> [WORK INSTRUCTIONS]: Check each line of the listing below for the string "this", and give only how many lines hold it.

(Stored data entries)
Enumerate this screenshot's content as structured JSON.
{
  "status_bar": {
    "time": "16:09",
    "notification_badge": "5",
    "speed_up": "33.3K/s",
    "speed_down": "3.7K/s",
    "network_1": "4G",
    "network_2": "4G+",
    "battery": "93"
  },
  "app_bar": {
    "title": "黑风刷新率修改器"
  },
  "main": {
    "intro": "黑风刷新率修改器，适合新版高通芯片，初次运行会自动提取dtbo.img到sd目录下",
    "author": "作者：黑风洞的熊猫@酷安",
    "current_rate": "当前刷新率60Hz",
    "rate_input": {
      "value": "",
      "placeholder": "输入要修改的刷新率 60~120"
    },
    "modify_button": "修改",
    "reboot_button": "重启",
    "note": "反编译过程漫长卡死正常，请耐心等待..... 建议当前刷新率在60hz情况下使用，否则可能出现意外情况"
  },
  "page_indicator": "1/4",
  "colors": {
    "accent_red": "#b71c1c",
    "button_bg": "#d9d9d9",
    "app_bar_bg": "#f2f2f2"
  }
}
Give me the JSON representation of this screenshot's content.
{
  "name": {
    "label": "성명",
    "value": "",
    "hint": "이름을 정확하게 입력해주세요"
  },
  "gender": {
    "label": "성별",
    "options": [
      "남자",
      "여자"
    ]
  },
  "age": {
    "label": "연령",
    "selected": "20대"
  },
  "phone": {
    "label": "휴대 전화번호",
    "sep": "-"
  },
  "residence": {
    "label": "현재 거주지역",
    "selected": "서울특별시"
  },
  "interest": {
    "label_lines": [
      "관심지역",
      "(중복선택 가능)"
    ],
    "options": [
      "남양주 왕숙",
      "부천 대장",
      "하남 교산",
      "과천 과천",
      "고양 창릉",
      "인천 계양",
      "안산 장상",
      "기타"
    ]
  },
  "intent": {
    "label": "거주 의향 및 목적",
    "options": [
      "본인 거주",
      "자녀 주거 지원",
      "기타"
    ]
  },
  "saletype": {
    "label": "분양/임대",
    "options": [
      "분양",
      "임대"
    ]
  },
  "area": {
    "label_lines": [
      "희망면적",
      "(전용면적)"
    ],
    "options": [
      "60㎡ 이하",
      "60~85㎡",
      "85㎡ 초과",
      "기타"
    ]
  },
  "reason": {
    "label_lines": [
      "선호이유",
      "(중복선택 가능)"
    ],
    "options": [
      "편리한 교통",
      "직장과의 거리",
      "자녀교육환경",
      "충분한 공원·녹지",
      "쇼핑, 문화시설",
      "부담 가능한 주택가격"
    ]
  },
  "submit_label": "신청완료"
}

> [REPLY TO THE EXERCISE]: 2